(Extracted entries):
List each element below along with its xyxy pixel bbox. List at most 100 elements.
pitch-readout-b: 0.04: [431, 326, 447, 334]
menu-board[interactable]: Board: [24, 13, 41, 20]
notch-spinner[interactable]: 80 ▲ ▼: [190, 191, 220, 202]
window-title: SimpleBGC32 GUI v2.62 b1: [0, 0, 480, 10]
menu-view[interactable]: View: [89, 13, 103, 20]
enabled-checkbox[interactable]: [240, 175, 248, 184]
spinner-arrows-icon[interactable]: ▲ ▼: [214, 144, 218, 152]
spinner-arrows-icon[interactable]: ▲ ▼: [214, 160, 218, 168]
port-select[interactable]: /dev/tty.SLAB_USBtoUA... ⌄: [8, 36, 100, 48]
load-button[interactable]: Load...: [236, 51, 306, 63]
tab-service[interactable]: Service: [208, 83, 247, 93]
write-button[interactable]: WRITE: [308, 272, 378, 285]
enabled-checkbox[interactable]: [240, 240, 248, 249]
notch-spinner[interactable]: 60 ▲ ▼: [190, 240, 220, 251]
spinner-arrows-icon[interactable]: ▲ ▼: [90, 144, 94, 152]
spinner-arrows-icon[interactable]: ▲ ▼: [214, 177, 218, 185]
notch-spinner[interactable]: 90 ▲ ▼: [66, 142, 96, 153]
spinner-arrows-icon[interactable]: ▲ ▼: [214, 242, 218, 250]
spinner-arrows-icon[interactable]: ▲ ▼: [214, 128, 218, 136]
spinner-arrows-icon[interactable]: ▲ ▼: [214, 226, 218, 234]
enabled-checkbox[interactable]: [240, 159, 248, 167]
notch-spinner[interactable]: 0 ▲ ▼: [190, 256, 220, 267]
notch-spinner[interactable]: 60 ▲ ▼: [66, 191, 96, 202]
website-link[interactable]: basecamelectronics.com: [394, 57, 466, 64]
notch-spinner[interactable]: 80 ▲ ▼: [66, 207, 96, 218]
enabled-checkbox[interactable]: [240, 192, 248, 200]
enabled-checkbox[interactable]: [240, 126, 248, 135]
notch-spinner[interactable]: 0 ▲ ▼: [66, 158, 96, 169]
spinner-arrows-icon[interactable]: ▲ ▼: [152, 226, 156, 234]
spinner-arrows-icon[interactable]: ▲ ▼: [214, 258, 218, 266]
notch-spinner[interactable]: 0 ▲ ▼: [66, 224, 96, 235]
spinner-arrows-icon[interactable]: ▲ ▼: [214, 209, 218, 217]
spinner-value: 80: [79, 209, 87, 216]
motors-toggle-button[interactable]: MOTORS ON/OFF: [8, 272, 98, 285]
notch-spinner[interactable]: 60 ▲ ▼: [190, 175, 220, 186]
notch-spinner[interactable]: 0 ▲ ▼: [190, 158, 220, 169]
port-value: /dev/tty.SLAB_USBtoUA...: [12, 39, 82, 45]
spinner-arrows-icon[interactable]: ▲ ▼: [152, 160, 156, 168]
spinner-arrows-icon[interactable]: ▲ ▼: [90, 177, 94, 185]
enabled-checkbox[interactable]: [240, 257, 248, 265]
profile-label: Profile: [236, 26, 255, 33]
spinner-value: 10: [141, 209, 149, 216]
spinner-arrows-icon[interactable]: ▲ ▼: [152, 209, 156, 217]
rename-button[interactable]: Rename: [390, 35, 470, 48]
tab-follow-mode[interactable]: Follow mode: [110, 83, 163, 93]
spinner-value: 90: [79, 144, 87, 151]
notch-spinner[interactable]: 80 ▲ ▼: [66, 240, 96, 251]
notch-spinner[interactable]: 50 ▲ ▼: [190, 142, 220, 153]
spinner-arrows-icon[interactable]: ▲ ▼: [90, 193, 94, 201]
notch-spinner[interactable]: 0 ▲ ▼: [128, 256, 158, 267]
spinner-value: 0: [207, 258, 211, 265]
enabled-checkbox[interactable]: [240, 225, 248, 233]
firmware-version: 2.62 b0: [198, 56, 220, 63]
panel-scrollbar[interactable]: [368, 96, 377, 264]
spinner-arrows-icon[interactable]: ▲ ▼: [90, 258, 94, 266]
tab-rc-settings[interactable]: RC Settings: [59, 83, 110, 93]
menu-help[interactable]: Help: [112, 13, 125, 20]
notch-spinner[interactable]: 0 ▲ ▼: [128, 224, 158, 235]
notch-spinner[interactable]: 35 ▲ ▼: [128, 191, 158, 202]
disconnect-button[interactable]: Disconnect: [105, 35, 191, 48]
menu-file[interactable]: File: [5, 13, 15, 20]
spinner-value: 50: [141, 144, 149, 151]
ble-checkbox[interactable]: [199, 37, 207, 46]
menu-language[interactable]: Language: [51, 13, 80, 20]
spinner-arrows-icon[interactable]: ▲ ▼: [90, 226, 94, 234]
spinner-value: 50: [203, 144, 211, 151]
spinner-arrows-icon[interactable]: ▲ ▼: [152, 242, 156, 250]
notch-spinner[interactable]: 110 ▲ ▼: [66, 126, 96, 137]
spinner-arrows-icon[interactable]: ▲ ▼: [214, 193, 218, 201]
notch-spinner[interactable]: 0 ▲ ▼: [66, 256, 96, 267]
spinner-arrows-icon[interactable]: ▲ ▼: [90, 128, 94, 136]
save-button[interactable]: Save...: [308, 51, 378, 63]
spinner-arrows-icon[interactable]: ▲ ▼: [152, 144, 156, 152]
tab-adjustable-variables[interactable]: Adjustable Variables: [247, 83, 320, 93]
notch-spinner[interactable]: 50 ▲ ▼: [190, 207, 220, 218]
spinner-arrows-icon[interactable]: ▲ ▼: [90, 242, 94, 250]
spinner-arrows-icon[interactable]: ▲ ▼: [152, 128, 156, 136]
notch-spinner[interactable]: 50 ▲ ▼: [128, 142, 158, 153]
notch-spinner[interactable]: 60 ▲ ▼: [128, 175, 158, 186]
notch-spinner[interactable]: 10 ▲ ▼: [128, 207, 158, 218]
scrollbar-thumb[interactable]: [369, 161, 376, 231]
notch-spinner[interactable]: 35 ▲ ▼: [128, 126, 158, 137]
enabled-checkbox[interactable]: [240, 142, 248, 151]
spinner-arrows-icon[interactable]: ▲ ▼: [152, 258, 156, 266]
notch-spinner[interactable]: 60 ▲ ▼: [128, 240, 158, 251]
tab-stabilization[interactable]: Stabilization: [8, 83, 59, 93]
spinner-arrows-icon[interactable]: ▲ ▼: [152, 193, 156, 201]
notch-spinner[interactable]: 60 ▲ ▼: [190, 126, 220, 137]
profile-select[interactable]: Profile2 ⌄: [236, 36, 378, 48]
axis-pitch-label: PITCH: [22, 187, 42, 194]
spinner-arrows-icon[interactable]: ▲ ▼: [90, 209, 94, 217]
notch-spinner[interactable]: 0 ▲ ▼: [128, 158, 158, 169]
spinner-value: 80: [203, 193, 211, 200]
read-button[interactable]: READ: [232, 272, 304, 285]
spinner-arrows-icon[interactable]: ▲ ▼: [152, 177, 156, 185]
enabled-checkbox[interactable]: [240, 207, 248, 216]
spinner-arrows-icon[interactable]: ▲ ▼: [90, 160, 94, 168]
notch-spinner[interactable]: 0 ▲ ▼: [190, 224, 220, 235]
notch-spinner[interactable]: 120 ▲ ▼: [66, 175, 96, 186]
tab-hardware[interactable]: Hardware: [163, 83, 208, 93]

(What you are asked to do):
Please lay out the material from its first line through the line containing "spinner-value: 80: [79, 209, 87, 216]" as a JSON list of strings, one string per line, with blank lines left out.

(Reply to the task):
[
  "List each element below along with its xyxy pixel bbox. List at most 100 elements.",
  "pitch-readout-b: 0.04: [431, 326, 447, 334]",
  "menu-board[interactable]: Board: [24, 13, 41, 20]",
  "notch-spinner[interactable]: 80 ▲ ▼: [190, 191, 220, 202]",
  "window-title: SimpleBGC32 GUI v2.62 b1: [0, 0, 480, 10]",
  "menu-view[interactable]: View: [89, 13, 103, 20]",
  "enabled-checkbox[interactable]: [240, 175, 248, 184]",
  "spinner-arrows-icon[interactable]: ▲ ▼: [214, 144, 218, 152]",
  "spinner-arrows-icon[interactable]: ▲ ▼: [214, 160, 218, 168]",
  "port-select[interactable]: /dev/tty.SLAB_USBtoUA... ⌄: [8, 36, 100, 48]",
  "load-button[interactable]: Load...: [236, 51, 306, 63]",
  "tab-service[interactable]: Service: [208, 83, 247, 93]",
  "write-button[interactable]: WRITE: [308, 272, 378, 285]",
  "enabled-checkbox[interactable]: [240, 240, 248, 249]",
  "notch-spinner[interactable]: 60 ▲ ▼: [190, 240, 220, 251]",
  "spinner-arrows-icon[interactable]: ▲ ▼: [90, 144, 94, 152]",
  "spinner-arrows-icon[interactable]: ▲ ▼: [214, 177, 218, 185]",
  "notch-spinner[interactable]: 90 ▲ ▼: [66, 142, 96, 153]",
  "spinner-arrows-icon[interactable]: ▲ ▼: [214, 242, 218, 250]",
  "spinner-arrows-icon[interactable]: ▲ ▼: [214, 128, 218, 136]",
  "spinner-arrows-icon[interactable]: ▲ ▼: [214, 226, 218, 234]",
  "enabled-checkbox[interactable]: [240, 159, 248, 167]",
  "notch-spinner[interactable]: 0 ▲ ▼: [190, 256, 220, 267]",
  "notch-spinner[interactable]: 60 ▲ ▼: [66, 191, 96, 202]",
  "website-link[interactable]: basecamelectronics.com: [394, 57, 466, 64]",
  "notch-spinner[interactable]: 80 ▲ ▼: [66, 207, 96, 218]",
  "enabled-checkbox[interactable]: [240, 192, 248, 200]",
  "enabled-checkbox[interactable]: [240, 126, 248, 135]",
  "notch-spinner[interactable]: 0 ▲ ▼: [66, 158, 96, 169]",
  "spinner-arrows-icon[interactable]: ▲ ▼: [152, 226, 156, 234]",
  "spinner-arrows-icon[interactable]: ▲ ▼: [214, 258, 218, 266]",
  "notch-spinner[interactable]: 0 ▲ ▼: [66, 224, 96, 235]",
  "spinner-arrows-icon[interactable]: ▲ ▼: [214, 209, 218, 217]",
  "spinner-value: 80: [79, 209, 87, 216]"
]